Instruction: Locate every line in the material below that has the word "name". Copy each of those lines.

Material for this exercise:
···

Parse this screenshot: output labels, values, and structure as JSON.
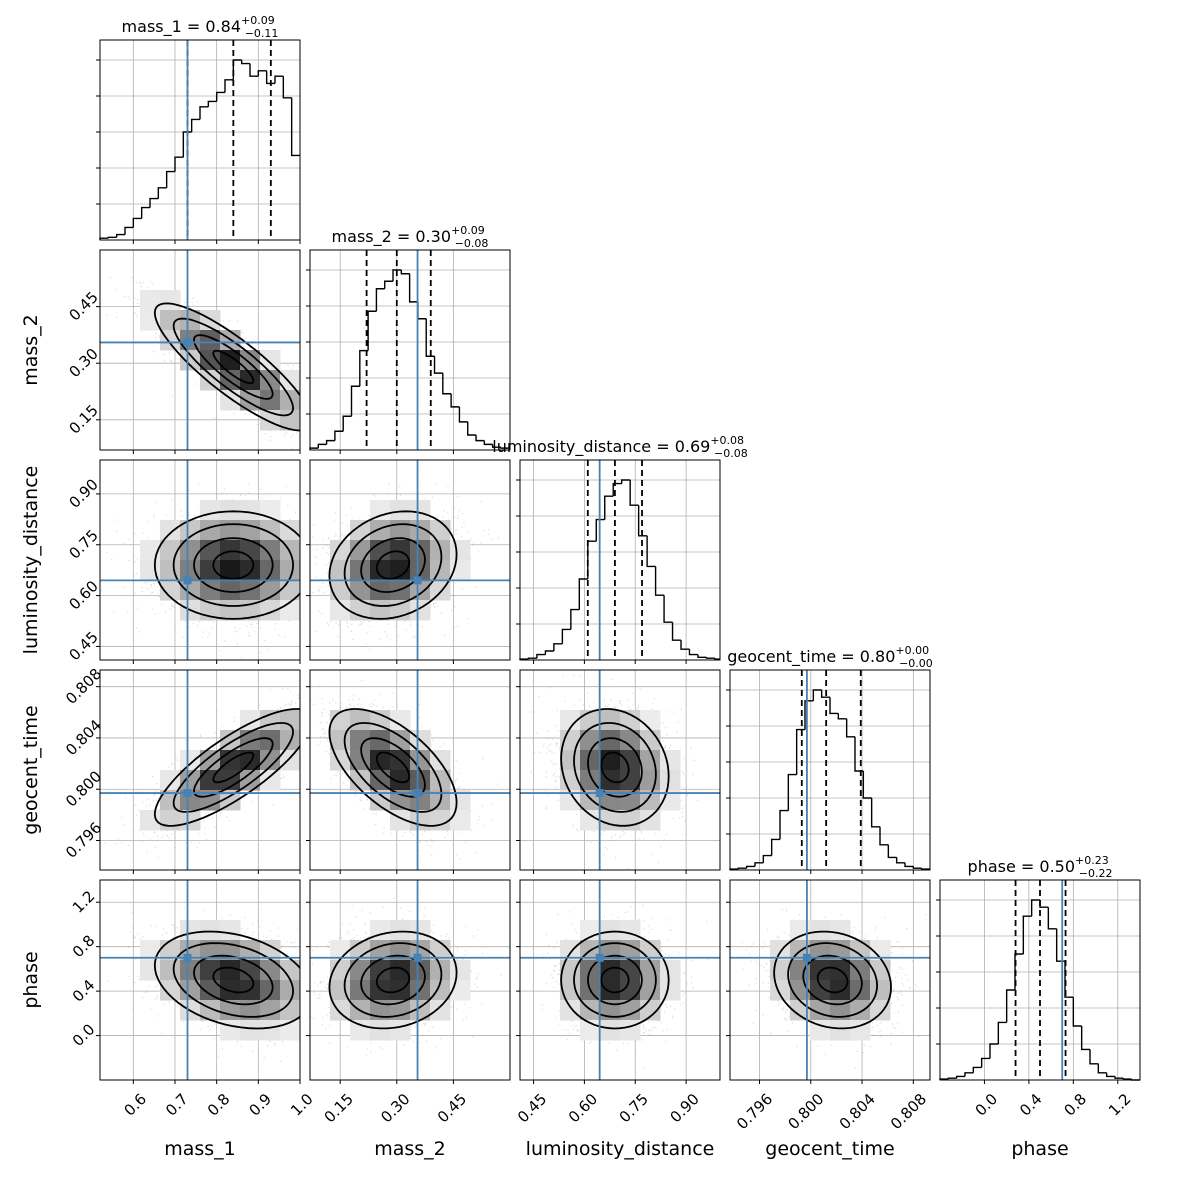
{
  "chart_data": {
    "type": "corner",
    "parameters": [
      "mass_1",
      "mass_2",
      "luminosity_distance",
      "geocent_time",
      "phase"
    ],
    "axes": [
      {
        "name": "mass_1",
        "range": [
          0.52,
          1.0
        ],
        "ticks": [
          0.6,
          0.7,
          0.8,
          0.9,
          1.0
        ],
        "tick_labels": [
          "0.6",
          "0.7",
          "0.8",
          "0.9",
          "1.0"
        ],
        "xlabel": "mass_1",
        "ylabel": ""
      },
      {
        "name": "mass_2",
        "range": [
          0.07,
          0.6
        ],
        "ticks": [
          0.15,
          0.3,
          0.45
        ],
        "tick_labels": [
          "0.15",
          "0.30",
          "0.45"
        ],
        "xlabel": "mass_2",
        "ylabel": "mass_2"
      },
      {
        "name": "luminosity_distance",
        "range": [
          0.41,
          1.0
        ],
        "ticks": [
          0.45,
          0.6,
          0.75,
          0.9
        ],
        "tick_labels": [
          "0.45",
          "0.60",
          "0.75",
          "0.90"
        ],
        "xlabel": "luminosity_distance",
        "ylabel": "luminosity_distance"
      },
      {
        "name": "geocent_time",
        "range": [
          0.7937,
          0.8093
        ],
        "ticks": [
          0.796,
          0.8,
          0.804,
          0.808
        ],
        "tick_labels": [
          "0.796",
          "0.800",
          "0.804",
          "0.808"
        ],
        "xlabel": "geocent_time",
        "ylabel": "geocent_time"
      },
      {
        "name": "phase",
        "range": [
          -0.4,
          1.4
        ],
        "ticks": [
          0.0,
          0.4,
          0.8,
          1.2
        ],
        "tick_labels": [
          "0.0",
          "0.4",
          "0.8",
          "1.2"
        ],
        "xlabel": "phase",
        "ylabel": "phase"
      }
    ],
    "titles": [
      {
        "label": "mass_1 = 0.84",
        "plus": "+0.09",
        "minus": "−0.11"
      },
      {
        "label": "mass_2 = 0.30",
        "plus": "+0.09",
        "minus": "−0.08"
      },
      {
        "label": "luminosity_distance = 0.69",
        "plus": "+0.08",
        "minus": "−0.08"
      },
      {
        "label": "geocent_time = 0.80",
        "plus": "+0.00",
        "minus": "−0.00"
      },
      {
        "label": "phase = 0.50",
        "plus": "+0.23",
        "minus": "−0.22"
      }
    ],
    "medians": [
      0.84,
      0.3,
      0.69,
      0.8012,
      0.5
    ],
    "quantiles_16_84": [
      [
        0.73,
        0.93
      ],
      [
        0.22,
        0.39
      ],
      [
        0.61,
        0.77
      ],
      [
        0.7993,
        0.8039
      ],
      [
        0.28,
        0.73
      ]
    ],
    "injection": [
      0.73,
      0.355,
      0.645,
      0.7997,
      0.7
    ],
    "histograms": [
      {
        "param": "mass_1",
        "edges": [
          0.52,
          0.54,
          0.56,
          0.58,
          0.6,
          0.62,
          0.64,
          0.66,
          0.68,
          0.7,
          0.72,
          0.74,
          0.76,
          0.78,
          0.8,
          0.82,
          0.84,
          0.86,
          0.88,
          0.9,
          0.92,
          0.94,
          0.96,
          0.98,
          1.0
        ],
        "counts": [
          0.01,
          0.015,
          0.03,
          0.07,
          0.12,
          0.18,
          0.23,
          0.29,
          0.38,
          0.46,
          0.6,
          0.67,
          0.74,
          0.77,
          0.82,
          0.89,
          1.0,
          0.98,
          0.91,
          0.94,
          0.87,
          0.91,
          0.79,
          0.47
        ]
      },
      {
        "param": "mass_2",
        "edges": [
          0.07,
          0.092,
          0.114,
          0.136,
          0.158,
          0.18,
          0.202,
          0.224,
          0.246,
          0.268,
          0.29,
          0.312,
          0.334,
          0.356,
          0.378,
          0.4,
          0.422,
          0.444,
          0.466,
          0.488,
          0.51,
          0.532,
          0.554,
          0.576,
          0.6
        ],
        "counts": [
          0.01,
          0.03,
          0.05,
          0.1,
          0.18,
          0.34,
          0.53,
          0.74,
          0.86,
          0.9,
          0.96,
          0.94,
          0.79,
          0.7,
          0.5,
          0.41,
          0.3,
          0.23,
          0.15,
          0.08,
          0.05,
          0.03,
          0.015,
          0.01
        ]
      },
      {
        "param": "luminosity_distance",
        "edges": [
          0.41,
          0.435,
          0.46,
          0.485,
          0.51,
          0.535,
          0.56,
          0.585,
          0.61,
          0.635,
          0.66,
          0.685,
          0.71,
          0.735,
          0.76,
          0.785,
          0.81,
          0.835,
          0.86,
          0.885,
          0.91,
          0.935,
          0.96,
          0.985,
          1.0
        ],
        "counts": [
          0.005,
          0.01,
          0.03,
          0.05,
          0.09,
          0.17,
          0.28,
          0.45,
          0.66,
          0.78,
          0.91,
          0.98,
          1.0,
          0.86,
          0.69,
          0.52,
          0.36,
          0.21,
          0.11,
          0.06,
          0.03,
          0.015,
          0.01,
          0.005
        ]
      },
      {
        "param": "geocent_time",
        "edges": [
          0.7937,
          0.79435,
          0.795,
          0.79565,
          0.7963,
          0.79695,
          0.7976,
          0.79825,
          0.7989,
          0.79955,
          0.8002,
          0.80085,
          0.8015,
          0.80215,
          0.8028,
          0.80345,
          0.8041,
          0.80475,
          0.8054,
          0.80605,
          0.8067,
          0.80735,
          0.808,
          0.80865,
          0.8093
        ],
        "counts": [
          0.005,
          0.01,
          0.02,
          0.04,
          0.08,
          0.17,
          0.33,
          0.53,
          0.78,
          0.94,
          1.0,
          0.96,
          0.87,
          0.84,
          0.74,
          0.55,
          0.4,
          0.24,
          0.14,
          0.07,
          0.04,
          0.02,
          0.01,
          0.005
        ]
      },
      {
        "param": "phase",
        "edges": [
          -0.4,
          -0.325,
          -0.25,
          -0.175,
          -0.1,
          -0.025,
          0.05,
          0.125,
          0.2,
          0.275,
          0.35,
          0.425,
          0.5,
          0.575,
          0.65,
          0.725,
          0.8,
          0.875,
          0.95,
          1.025,
          1.1,
          1.175,
          1.25,
          1.325,
          1.4
        ],
        "counts": [
          0.005,
          0.01,
          0.02,
          0.04,
          0.07,
          0.12,
          0.2,
          0.32,
          0.5,
          0.7,
          0.91,
          1.0,
          0.96,
          0.84,
          0.66,
          0.46,
          0.3,
          0.17,
          0.09,
          0.04,
          0.02,
          0.01,
          0.005,
          0.0
        ]
      }
    ],
    "pairs": [
      {
        "x": "mass_1",
        "y": "mass_2",
        "mean": [
          0.84,
          0.29
        ],
        "std": [
          0.095,
          0.085
        ],
        "corr": -0.85
      },
      {
        "x": "mass_1",
        "y": "luminosity_distance",
        "mean": [
          0.84,
          0.69
        ],
        "std": [
          0.095,
          0.08
        ],
        "corr": 0.0
      },
      {
        "x": "mass_2",
        "y": "luminosity_distance",
        "mean": [
          0.29,
          0.69
        ],
        "std": [
          0.085,
          0.08
        ],
        "corr": 0.2
      },
      {
        "x": "mass_1",
        "y": "geocent_time",
        "mean": [
          0.84,
          0.8017
        ],
        "std": [
          0.095,
          0.0023
        ],
        "corr": 0.8
      },
      {
        "x": "mass_2",
        "y": "geocent_time",
        "mean": [
          0.29,
          0.8017
        ],
        "std": [
          0.085,
          0.0023
        ],
        "corr": -0.6
      },
      {
        "x": "luminosity_distance",
        "y": "geocent_time",
        "mean": [
          0.69,
          0.8017
        ],
        "std": [
          0.08,
          0.0023
        ],
        "corr": -0.15
      },
      {
        "x": "mass_1",
        "y": "phase",
        "mean": [
          0.84,
          0.5
        ],
        "std": [
          0.095,
          0.22
        ],
        "corr": -0.3
      },
      {
        "x": "mass_2",
        "y": "phase",
        "mean": [
          0.29,
          0.5
        ],
        "std": [
          0.085,
          0.22
        ],
        "corr": 0.15
      },
      {
        "x": "luminosity_distance",
        "y": "phase",
        "mean": [
          0.69,
          0.5
        ],
        "std": [
          0.08,
          0.22
        ],
        "corr": 0.0
      },
      {
        "x": "geocent_time",
        "y": "phase",
        "mean": [
          0.8017,
          0.5
        ],
        "std": [
          0.0023,
          0.22
        ],
        "corr": -0.15
      }
    ],
    "contour_levels_sigma": [
      0.5,
      1.0,
      1.5,
      2.0
    ],
    "grid": true,
    "colors": {
      "histogram": "#000000",
      "injection": "#4682b4",
      "contour": "#000000",
      "samples": "#9e9e9e",
      "grid": "#b0b0b0"
    }
  }
}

···

Completed task:
        "name": "mass_1",
        "name": "mass_2",
        "name": "luminosity_distance",
        "name": "geocent_time",
        "name": "phase",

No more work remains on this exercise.